Do this:
Pull each line holding "search" out of the entries below.

Extracted material:
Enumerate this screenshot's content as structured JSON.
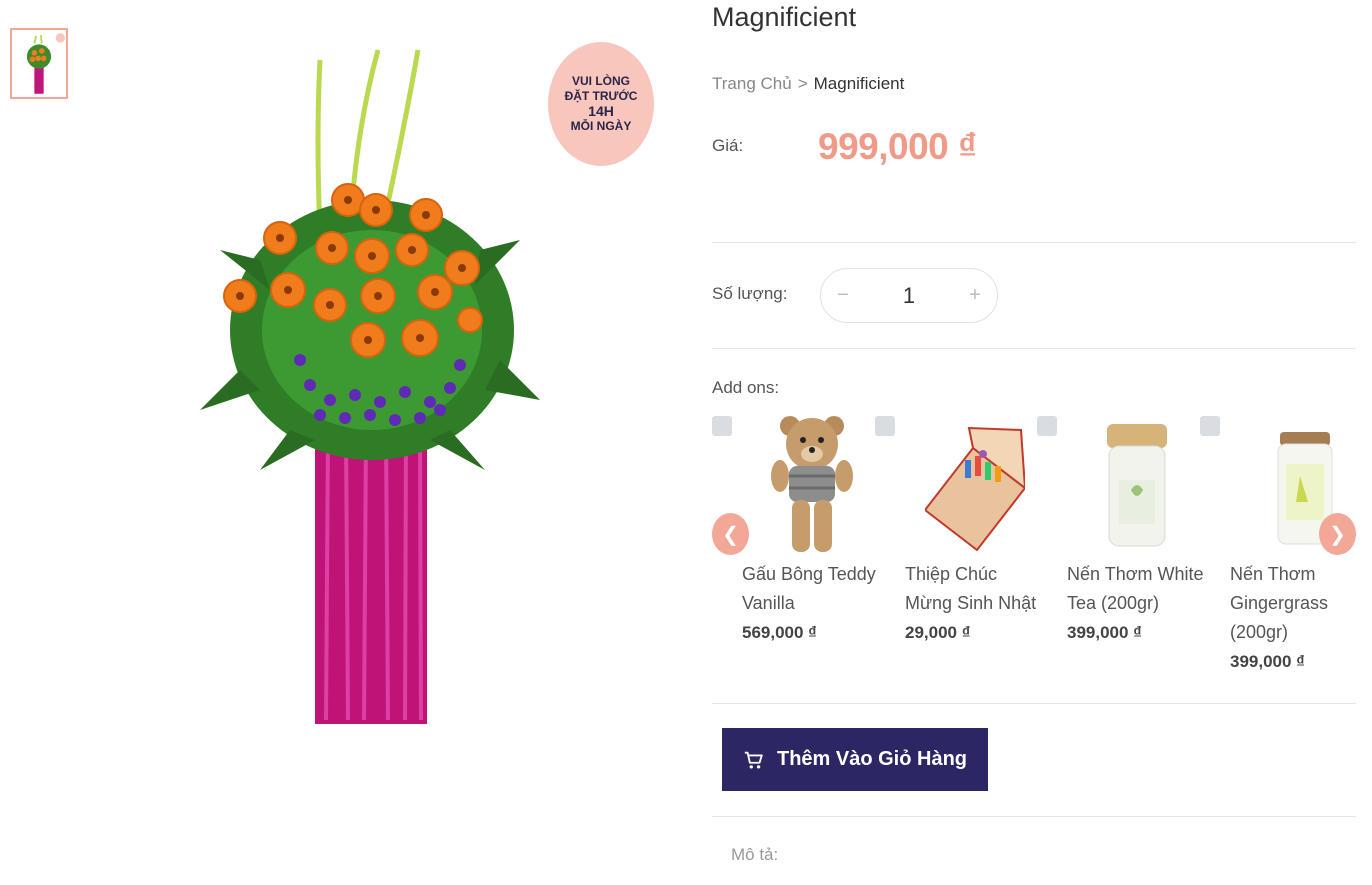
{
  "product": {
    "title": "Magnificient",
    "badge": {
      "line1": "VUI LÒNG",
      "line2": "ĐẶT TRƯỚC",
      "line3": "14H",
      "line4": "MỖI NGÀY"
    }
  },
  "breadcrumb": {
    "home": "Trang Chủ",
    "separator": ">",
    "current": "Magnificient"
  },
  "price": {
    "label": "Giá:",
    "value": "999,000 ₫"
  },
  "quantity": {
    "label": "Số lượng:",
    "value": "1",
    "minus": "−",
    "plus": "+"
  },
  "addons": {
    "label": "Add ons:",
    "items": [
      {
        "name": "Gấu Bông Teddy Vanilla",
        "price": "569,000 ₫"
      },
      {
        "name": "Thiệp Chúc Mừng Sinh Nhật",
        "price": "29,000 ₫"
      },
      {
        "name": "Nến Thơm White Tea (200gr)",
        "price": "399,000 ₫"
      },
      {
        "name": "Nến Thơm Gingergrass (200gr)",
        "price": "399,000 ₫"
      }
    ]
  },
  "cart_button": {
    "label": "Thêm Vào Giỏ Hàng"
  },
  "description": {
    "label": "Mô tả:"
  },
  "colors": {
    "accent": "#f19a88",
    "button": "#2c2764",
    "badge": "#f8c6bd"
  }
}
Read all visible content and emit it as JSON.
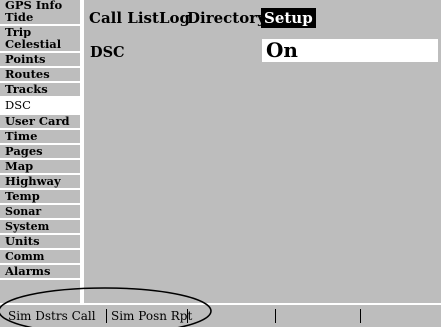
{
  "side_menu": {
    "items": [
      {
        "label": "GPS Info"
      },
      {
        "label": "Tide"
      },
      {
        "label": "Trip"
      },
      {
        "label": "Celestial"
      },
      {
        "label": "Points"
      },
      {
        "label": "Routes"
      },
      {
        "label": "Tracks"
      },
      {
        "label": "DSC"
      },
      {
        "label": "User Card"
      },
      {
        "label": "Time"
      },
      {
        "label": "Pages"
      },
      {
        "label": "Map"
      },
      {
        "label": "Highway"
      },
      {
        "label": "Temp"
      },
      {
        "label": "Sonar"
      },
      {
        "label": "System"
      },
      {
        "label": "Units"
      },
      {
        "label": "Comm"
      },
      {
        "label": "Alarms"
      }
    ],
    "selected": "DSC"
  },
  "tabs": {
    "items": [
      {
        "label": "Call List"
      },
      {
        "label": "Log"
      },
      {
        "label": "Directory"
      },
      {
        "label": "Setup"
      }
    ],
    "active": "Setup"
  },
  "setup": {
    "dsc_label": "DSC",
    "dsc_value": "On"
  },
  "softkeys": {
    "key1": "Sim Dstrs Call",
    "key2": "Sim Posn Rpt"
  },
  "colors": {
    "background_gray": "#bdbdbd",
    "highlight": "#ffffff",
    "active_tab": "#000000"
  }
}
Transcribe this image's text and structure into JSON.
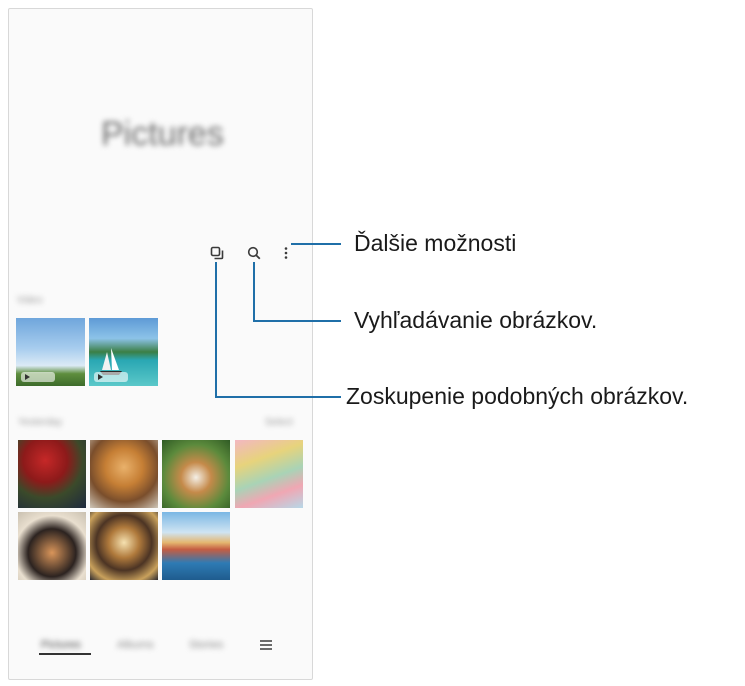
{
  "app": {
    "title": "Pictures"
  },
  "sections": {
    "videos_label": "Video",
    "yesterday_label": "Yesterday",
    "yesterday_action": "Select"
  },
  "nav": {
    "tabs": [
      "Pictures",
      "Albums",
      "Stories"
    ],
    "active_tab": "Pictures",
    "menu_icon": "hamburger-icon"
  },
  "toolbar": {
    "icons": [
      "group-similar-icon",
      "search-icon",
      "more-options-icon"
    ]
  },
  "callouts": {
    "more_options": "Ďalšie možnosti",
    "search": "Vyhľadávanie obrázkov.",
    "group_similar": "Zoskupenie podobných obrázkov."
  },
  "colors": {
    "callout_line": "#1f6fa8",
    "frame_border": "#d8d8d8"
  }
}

Written answer:
      "search-icon",
    "search": "Vyhľadávanie obrázkov.",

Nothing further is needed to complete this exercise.